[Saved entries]
--- begin ---
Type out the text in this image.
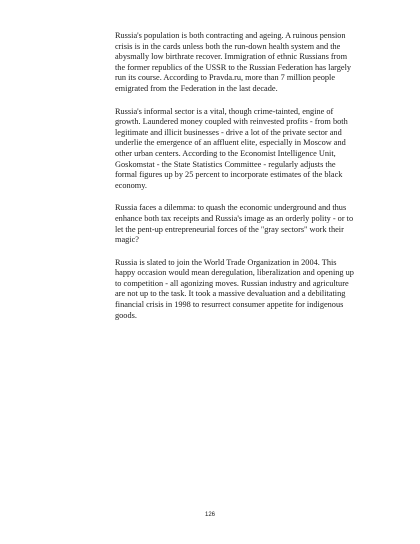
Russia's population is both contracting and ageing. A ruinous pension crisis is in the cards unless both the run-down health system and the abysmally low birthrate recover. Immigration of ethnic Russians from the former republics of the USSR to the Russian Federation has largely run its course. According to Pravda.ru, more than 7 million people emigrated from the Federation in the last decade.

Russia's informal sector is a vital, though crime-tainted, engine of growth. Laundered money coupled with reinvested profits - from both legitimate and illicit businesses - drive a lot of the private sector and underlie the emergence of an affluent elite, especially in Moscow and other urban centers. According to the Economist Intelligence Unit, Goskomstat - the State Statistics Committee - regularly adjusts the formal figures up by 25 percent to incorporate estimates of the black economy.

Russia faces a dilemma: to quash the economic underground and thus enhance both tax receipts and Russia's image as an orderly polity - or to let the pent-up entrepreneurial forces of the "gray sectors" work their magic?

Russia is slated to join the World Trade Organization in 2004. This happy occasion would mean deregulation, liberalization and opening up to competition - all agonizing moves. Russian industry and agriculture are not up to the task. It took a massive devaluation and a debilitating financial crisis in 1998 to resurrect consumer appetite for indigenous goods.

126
--- end ---
_Exercise goal:_
Keep the pictures out of the copy and write out the data exactly as it stands.

_Exercise response:_
Type out the text in this image.
Russia's population is both contracting and ageing. A ruinous pension crisis is in the cards unless both the run-down health system and the abysmally low birthrate recover. Immigration of ethnic Russians from the former republics of the USSR to the Russian Federation has largely run its course. According to Pravda.ru, more than 7 million people emigrated from the Federation in the last decade.

Russia's informal sector is a vital, though crime-tainted, engine of growth. Laundered money coupled with reinvested profits - from both legitimate and illicit businesses - drive a lot of the private sector and underlie the emergence of an affluent elite, especially in Moscow and other urban centers. According to the Economist Intelligence Unit, Goskomstat - the State Statistics Committee - regularly adjusts the formal figures up by 25 percent to incorporate estimates of the black economy.

Russia faces a dilemma: to quash the economic underground and thus enhance both tax receipts and Russia's image as an orderly polity - or to let the pent-up entrepreneurial forces of the "gray sectors" work their magic?

Russia is slated to join the World Trade Organization in 2004. This happy occasion would mean deregulation, liberalization and opening up to competition - all agonizing moves. Russian industry and agriculture are not up to the task. It took a massive devaluation and a debilitating financial crisis in 1998 to resurrect consumer appetite for indigenous goods.

126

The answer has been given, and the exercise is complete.